DOCUMENT SEGMENT
This phased approach is akin to building a payment highway: Phase 1 starts by connecting the two biggest cities (MFS wallets), where traffic is densest. Phase 2 connects these cities to the national rail network (banks), already established on the switch. Subsequent phases handle smaller connections (cards, PSPs) and specialised infrastructure (merchants/QR codes), ensuring the system prioritises high-volume traffic before being overwhelmed by complexity.
Bangladesh Bank can also adopt a readiness-audit model similar to Kenya’s PesaLink, ensuring that each provider meets minimum requirements such as real-time-settlement capability, cybersecurity capacity, fraud-monitoring systems, system redundancy, and uptime before onboarding. These strict audits ensure providers are fully prepared before joining the “highway”.
Strengthen and enforce dispute-resolution and AML frameworks: Effective interoperability requires a robust, regulator-led dispute-resolution framework to manage the risk of errors, fraud, and customer harm that arise from cross-network transactions. Stakeholders expect Bangladesh Bank to establish fast, transparent processes—with clear turnaround times, dedicated monitoring teams, mandatory provider cooperation, and digital logbooks of disputes. Typical TATs vary: technical timeouts can be resolved within minutes, whereas cases involving the wrong recipient may take several working days. Providers must freeze disputed funds, act in good faith during reversals, and maintain teams capable of resolving issues quickly to safeguard customer trust.

TASKS AND EXERCISES
- 1) Copy out the interoperability passage word for word, starting at the words "Strengthen and enforce" and stopping after "safeguard customer trust.".
- 2) Please turn the paragraph of the interoperability passage that opens "Bangladesh Bank can also adopt" into a short bulleted list, keeping its main facts.
- 3) List every feature of the dispute-resolution processes that, according to the interoperability passage, stakeholders expect Bangladesh Bank to establish.
You won't need the material that comes after the text.

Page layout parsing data
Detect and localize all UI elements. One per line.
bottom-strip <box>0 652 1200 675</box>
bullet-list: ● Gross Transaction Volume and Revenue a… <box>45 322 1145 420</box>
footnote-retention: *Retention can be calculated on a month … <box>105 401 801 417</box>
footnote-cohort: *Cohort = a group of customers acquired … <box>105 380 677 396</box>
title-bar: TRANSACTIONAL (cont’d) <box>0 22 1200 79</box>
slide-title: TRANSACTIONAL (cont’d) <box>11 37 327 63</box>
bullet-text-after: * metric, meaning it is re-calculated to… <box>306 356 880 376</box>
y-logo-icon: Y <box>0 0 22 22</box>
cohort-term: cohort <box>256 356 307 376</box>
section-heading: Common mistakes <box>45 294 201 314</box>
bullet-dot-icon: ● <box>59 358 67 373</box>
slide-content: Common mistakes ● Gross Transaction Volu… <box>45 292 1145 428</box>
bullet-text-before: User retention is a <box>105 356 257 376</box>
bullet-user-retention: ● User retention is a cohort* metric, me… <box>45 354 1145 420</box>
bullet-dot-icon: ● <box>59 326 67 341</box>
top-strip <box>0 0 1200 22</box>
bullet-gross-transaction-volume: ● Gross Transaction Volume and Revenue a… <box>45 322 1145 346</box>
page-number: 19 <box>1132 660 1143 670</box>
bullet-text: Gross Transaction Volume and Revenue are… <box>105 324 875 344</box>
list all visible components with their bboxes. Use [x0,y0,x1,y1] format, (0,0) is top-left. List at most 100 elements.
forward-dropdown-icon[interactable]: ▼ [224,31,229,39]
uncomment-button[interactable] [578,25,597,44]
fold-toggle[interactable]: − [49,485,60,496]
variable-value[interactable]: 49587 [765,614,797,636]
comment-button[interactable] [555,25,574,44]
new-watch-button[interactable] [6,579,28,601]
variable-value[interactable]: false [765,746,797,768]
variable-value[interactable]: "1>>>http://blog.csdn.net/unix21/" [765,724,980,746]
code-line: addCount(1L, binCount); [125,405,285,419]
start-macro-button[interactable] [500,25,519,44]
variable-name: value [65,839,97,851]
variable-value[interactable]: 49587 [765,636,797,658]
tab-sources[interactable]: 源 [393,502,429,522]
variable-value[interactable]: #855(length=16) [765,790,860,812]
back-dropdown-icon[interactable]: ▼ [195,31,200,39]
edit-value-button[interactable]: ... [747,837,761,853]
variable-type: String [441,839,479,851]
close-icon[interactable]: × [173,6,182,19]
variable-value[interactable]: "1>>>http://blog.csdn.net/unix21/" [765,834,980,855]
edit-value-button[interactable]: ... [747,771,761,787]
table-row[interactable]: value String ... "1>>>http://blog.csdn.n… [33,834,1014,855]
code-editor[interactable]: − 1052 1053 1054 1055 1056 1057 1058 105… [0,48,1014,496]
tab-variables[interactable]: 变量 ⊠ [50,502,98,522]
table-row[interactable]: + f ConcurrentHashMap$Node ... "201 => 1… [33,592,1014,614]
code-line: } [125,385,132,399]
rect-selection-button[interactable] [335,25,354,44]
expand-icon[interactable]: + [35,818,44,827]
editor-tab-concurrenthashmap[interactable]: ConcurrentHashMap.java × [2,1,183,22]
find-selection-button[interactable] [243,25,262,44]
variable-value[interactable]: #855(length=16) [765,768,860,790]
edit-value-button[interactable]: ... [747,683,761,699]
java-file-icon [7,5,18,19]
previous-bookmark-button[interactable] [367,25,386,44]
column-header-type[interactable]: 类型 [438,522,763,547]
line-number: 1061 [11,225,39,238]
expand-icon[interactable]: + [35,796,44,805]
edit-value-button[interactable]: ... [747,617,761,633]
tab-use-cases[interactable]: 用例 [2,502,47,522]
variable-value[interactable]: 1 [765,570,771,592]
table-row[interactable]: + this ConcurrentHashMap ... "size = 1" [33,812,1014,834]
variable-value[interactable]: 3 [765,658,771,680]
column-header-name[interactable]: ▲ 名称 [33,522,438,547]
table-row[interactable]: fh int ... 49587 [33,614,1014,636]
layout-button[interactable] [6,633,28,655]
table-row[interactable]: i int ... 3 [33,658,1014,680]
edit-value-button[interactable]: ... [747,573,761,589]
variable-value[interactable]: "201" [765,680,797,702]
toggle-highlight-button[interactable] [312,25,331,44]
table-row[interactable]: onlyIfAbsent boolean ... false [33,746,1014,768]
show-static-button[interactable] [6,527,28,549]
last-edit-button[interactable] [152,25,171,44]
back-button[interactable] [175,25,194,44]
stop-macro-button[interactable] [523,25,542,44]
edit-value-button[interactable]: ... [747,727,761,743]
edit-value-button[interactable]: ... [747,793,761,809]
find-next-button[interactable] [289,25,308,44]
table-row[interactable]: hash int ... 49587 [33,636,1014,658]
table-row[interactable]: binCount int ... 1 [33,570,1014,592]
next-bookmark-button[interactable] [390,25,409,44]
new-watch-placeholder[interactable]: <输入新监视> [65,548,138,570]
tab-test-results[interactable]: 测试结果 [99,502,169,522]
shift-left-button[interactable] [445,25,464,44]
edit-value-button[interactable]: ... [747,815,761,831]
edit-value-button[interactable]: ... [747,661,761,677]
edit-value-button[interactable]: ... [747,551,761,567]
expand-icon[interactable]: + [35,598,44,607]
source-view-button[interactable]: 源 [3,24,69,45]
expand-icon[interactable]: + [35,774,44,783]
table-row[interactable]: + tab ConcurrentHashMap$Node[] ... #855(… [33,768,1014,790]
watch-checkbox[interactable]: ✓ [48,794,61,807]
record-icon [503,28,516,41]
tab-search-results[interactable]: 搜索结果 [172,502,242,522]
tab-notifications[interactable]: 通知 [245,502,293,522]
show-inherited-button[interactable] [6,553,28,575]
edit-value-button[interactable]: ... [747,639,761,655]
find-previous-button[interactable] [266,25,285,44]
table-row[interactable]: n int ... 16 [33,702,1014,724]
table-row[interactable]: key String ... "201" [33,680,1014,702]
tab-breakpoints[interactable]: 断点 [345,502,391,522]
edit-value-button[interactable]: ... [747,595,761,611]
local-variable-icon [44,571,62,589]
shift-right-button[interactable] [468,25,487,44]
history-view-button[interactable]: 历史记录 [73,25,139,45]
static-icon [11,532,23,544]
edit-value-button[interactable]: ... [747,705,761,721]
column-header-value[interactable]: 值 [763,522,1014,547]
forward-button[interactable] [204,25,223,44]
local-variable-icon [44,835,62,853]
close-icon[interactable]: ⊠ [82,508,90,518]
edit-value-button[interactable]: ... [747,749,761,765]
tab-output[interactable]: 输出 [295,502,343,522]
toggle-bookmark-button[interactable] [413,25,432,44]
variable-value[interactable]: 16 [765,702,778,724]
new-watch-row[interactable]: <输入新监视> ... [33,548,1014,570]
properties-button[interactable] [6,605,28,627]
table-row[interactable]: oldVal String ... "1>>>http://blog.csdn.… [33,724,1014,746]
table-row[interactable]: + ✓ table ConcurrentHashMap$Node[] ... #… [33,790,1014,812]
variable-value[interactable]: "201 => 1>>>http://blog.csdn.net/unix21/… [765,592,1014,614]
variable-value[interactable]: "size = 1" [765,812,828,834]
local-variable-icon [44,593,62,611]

SOLUTIONS PER TASK
- 1)
Strengthen and enforce dispute-resolution and AML frameworks: Effective interoperability requires a robust, regulator-led dispute-resolution framework to manage the risk of errors, fraud, and customer harm that arise from cross-network transactions. Stakeholders expect Bangladesh Bank to establish fast, transparent processes—with clear turnaround times, dedicated monitoring teams, mandatory provider cooperation, and digital logbooks of disputes. Typical TATs vary: technical timeouts can be resolved within minutes, whereas cases involving the wrong recipient may take several working days. Providers must freeze disputed funds, act in good faith during reversals, and maintain teams capable of resolving issues quickly to safeguard customer trust.

- 2)
- Bangladesh Bank could use a readiness-audit model like Kenya's PesaLink.
- Before onboarding, each provider would need to meet minimum requirements: real-time-settlement capability, cybersecurity capacity, fraud-monitoring systems, system redundancy, and uptime.
- These strict audits ensure providers are fully prepared before joining the "highway".

- 3)
- Clear turnaround times
- Dedicated monitoring teams
- Mandatory provider cooperation
- Digital logbooks of disputes